# START OF Provided data

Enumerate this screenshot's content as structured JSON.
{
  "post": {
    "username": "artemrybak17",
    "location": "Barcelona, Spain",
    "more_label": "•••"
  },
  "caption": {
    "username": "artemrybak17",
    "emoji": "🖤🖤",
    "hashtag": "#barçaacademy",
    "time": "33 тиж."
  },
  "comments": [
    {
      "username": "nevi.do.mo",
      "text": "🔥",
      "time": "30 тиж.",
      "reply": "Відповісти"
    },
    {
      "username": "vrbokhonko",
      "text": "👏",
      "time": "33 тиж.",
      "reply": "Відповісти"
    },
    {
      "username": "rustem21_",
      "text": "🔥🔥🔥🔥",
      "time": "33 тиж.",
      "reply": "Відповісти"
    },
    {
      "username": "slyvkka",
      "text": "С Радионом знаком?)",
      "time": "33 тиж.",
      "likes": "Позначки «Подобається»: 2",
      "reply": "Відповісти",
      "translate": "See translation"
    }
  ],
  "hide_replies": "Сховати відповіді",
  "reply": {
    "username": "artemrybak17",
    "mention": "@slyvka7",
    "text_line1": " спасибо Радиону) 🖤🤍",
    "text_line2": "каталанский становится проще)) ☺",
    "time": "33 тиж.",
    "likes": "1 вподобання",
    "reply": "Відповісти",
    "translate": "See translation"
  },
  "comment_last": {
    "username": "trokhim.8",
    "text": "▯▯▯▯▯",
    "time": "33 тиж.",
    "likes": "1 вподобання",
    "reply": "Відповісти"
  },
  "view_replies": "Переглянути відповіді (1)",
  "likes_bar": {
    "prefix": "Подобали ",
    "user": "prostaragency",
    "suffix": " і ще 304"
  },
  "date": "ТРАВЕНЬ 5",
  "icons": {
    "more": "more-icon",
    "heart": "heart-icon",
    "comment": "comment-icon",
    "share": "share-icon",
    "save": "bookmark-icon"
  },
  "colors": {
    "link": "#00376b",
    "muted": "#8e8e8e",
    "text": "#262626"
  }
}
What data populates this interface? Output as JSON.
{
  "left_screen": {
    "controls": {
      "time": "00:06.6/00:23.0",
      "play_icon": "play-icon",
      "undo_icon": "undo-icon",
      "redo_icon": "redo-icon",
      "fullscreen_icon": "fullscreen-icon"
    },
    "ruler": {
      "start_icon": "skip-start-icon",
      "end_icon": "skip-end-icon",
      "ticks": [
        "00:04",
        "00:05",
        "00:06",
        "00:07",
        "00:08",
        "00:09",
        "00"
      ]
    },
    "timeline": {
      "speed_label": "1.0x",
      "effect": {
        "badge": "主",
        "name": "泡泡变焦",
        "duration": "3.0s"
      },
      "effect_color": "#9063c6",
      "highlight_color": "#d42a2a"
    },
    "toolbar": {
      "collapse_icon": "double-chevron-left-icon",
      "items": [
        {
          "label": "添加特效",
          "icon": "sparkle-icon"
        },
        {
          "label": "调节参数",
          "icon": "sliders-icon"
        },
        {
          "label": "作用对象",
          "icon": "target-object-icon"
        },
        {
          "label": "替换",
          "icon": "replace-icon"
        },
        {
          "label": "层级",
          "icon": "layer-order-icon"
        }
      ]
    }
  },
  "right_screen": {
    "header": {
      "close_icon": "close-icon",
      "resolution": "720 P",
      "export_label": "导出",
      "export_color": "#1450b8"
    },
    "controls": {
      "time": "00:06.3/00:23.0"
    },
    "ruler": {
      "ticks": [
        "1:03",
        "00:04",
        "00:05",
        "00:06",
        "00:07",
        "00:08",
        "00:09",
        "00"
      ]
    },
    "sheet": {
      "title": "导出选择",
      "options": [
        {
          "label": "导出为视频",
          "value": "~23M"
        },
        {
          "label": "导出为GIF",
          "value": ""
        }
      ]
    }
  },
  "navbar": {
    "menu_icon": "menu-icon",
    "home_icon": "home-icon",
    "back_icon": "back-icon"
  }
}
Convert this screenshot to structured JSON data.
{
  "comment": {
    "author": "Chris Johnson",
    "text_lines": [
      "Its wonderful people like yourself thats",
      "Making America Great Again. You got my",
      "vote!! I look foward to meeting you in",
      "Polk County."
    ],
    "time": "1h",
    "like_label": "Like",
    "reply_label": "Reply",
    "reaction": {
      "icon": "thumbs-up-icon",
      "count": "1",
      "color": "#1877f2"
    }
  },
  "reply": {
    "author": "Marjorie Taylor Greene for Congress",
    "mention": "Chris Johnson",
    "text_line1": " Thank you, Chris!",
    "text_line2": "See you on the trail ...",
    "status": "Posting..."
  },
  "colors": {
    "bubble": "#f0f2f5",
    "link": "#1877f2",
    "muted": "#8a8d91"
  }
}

# END OF Provided data

### Given request
Return only the lines running from the line with "Convert this screenshot" to the last line of the records, both included, exactly as written.

### Worked solution
Convert this screenshot to structured JSON data.
{
  "comment": {
    "author": "Chris Johnson",
    "text_lines": [
      "Its wonderful people like yourself thats",
      "Making America Great Again. You got my",
      "vote!! I look foward to meeting you in",
      "Polk County."
    ],
    "time": "1h",
    "like_label": "Like",
    "reply_label": "Reply",
    "reaction": {
      "icon": "thumbs-up-icon",
      "count": "1",
      "color": "#1877f2"
    }
  },
  "reply": {
    "author": "Marjorie Taylor Greene for Congress",
    "mention": "Chris Johnson",
    "text_line1": " Thank you, Chris!",
    "text_line2": "See you on the trail ...",
    "status": "Posting..."
  },
  "colors": {
    "bubble": "#f0f2f5",
    "link": "#1877f2",
    "muted": "#8a8d91"
  }
}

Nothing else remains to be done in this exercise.